Your task: Select all lines holding the word "Engineer" from the entries that follow.

-=-=-=-=-

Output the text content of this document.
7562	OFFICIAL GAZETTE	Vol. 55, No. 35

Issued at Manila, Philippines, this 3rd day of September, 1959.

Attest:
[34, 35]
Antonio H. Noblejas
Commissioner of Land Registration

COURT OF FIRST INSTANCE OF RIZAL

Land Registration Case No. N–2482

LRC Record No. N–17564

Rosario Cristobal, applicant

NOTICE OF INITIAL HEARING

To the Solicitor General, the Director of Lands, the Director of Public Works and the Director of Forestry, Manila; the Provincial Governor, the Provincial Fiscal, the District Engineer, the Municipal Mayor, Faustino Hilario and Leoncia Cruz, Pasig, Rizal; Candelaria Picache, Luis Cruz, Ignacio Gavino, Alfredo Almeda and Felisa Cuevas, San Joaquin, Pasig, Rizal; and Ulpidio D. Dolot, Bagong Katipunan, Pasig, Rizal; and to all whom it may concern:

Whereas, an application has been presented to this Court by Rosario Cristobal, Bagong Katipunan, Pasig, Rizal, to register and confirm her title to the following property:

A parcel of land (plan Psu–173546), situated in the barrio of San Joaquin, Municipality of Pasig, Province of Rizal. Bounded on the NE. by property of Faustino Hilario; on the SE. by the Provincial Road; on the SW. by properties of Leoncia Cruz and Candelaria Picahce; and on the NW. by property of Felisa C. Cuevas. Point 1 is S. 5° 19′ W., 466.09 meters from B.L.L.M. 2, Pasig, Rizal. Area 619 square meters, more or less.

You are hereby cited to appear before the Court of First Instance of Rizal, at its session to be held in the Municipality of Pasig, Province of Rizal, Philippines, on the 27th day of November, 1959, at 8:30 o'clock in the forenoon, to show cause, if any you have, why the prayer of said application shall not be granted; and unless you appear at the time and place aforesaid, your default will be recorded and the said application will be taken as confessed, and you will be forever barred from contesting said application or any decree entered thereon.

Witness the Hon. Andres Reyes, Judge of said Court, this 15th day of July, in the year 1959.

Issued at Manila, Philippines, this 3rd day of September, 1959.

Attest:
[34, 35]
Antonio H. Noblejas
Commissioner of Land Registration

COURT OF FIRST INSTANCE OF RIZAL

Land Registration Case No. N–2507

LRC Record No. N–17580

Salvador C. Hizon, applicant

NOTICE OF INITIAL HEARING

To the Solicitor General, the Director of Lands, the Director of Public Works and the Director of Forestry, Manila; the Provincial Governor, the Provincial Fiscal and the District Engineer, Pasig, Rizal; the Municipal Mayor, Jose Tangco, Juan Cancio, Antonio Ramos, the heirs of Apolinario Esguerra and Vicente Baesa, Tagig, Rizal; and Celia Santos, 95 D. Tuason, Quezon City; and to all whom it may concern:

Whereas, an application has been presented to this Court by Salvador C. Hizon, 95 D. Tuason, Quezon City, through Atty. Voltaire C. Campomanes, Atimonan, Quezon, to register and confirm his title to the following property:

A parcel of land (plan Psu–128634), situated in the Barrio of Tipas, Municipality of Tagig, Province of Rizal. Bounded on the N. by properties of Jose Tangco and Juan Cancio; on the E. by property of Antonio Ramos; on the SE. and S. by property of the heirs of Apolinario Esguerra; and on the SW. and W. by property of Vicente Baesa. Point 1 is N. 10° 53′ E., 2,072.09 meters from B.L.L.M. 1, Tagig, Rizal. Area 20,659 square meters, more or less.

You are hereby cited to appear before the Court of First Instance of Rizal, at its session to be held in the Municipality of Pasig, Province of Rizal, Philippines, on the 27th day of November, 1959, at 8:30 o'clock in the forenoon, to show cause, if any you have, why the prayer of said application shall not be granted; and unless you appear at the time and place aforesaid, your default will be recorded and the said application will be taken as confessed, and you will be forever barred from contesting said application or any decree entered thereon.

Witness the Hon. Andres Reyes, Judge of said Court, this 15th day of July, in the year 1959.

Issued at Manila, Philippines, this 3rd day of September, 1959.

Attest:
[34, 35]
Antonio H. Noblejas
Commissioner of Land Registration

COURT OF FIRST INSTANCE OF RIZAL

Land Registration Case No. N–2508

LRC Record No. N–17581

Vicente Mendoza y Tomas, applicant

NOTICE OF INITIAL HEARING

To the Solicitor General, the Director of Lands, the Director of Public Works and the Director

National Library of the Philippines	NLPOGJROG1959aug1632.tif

-=-=-=-=-

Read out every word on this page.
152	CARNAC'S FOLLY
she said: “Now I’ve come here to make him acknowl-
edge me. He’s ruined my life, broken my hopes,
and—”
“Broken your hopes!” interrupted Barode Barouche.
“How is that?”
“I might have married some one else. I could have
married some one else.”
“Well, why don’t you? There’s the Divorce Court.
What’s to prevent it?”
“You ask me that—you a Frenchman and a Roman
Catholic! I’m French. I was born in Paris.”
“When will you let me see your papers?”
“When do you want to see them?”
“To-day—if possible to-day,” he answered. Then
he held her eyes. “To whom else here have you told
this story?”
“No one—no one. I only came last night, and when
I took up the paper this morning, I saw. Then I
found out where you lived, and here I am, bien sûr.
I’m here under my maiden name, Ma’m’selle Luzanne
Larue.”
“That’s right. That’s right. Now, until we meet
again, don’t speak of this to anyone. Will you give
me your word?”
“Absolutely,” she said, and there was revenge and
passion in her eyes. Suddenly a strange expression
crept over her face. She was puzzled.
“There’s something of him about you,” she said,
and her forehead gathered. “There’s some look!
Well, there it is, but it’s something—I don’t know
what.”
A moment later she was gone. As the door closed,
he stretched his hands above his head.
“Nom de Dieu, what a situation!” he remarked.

-=-=-=-=-

Written response:
To the Solicitor General, the Director of Lands, the Director of Public Works and the Director of Forestry, Manila; the Provincial Governor, the Provincial Fiscal, the District Engineer, the Municipal Mayor, Faustino Hilario and Leoncia Cruz, Pasig, Rizal; Candelaria Picache, Luis Cruz, Ignacio Gavino, Alfredo Almeda and Felisa Cuevas, San Joaquin, Pasig, Rizal; and Ulpidio D. Dolot, Bagong Katipunan, Pasig, Rizal; and to all whom it may concern:
To the Solicitor General, the Director of Lands, the Director of Public Works and the Director of Forestry, Manila; the Provincial Governor, the Provincial Fiscal and the District Engineer, Pasig, Rizal; the Municipal Mayor, Jose Tangco, Juan Cancio, Antonio Ramos, the heirs of Apolinario Esguerra and Vicente Baesa, Tagig, Rizal; and Celia Santos, 95 D. Tuason, Quezon City; and to all whom it may concern:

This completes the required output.